Write out the entries below once more, exactly.

[Stored data entries]
>>
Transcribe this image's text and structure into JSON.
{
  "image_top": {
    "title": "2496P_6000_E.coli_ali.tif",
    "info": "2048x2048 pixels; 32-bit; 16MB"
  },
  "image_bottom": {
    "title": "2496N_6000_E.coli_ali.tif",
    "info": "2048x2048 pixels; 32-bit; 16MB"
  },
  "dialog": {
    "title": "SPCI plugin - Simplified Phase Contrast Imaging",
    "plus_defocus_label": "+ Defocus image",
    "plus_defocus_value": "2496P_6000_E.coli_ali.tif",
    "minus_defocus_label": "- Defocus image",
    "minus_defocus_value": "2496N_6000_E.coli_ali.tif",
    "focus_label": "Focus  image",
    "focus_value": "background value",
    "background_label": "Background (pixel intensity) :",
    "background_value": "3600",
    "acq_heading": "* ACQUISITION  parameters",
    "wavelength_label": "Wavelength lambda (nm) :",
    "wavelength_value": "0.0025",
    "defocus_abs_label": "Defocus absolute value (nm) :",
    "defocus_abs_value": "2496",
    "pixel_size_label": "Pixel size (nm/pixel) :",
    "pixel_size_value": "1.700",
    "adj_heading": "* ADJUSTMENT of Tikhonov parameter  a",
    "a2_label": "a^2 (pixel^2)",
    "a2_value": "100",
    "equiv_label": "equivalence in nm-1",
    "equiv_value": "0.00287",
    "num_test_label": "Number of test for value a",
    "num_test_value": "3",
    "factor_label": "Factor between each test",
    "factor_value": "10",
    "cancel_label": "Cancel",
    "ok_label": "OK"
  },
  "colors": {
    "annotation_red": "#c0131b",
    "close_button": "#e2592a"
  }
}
<<
**Correct answer**
Transcribe this image's text and structure into JSON.
{
  "image_top": {
    "title": "2496P_6000_E.coli_ali.tif",
    "info": "2048x2048 pixels; 32-bit; 16MB"
  },
  "image_bottom": {
    "title": "2496N_6000_E.coli_ali.tif",
    "info": "2048x2048 pixels; 32-bit; 16MB"
  },
  "dialog": {
    "title": "SPCI plugin - Simplified Phase Contrast Imaging",
    "plus_defocus_label": "+ Defocus image",
    "plus_defocus_value": "2496P_6000_E.coli_ali.tif",
    "minus_defocus_label": "- Defocus image",
    "minus_defocus_value": "2496N_6000_E.coli_ali.tif",
    "focus_label": "Focus  image",
    "focus_value": "background value",
    "background_label": "Background (pixel intensity) :",
    "background_value": "3600",
    "acq_heading": "* ACQUISITION  parameters",
    "wavelength_label": "Wavelength lambda (nm) :",
    "wavelength_value": "0.0025",
    "defocus_abs_label": "Defocus absolute value (nm) :",
    "defocus_abs_value": "2496",
    "pixel_size_label": "Pixel size (nm/pixel) :",
    "pixel_size_value": "1.700",
    "adj_heading": "* ADJUSTMENT of Tikhonov parameter  a",
    "a2_label": "a^2 (pixel^2)",
    "a2_value": "100",
    "equiv_label": "equivalence in nm-1",
    "equiv_value": "0.00287",
    "num_test_label": "Number of test for value a",
    "num_test_value": "3",
    "factor_label": "Factor between each test",
    "factor_value": "10",
    "cancel_label": "Cancel",
    "ok_label": "OK"
  },
  "colors": {
    "annotation_red": "#c0131b",
    "close_button": "#e2592a"
  }
}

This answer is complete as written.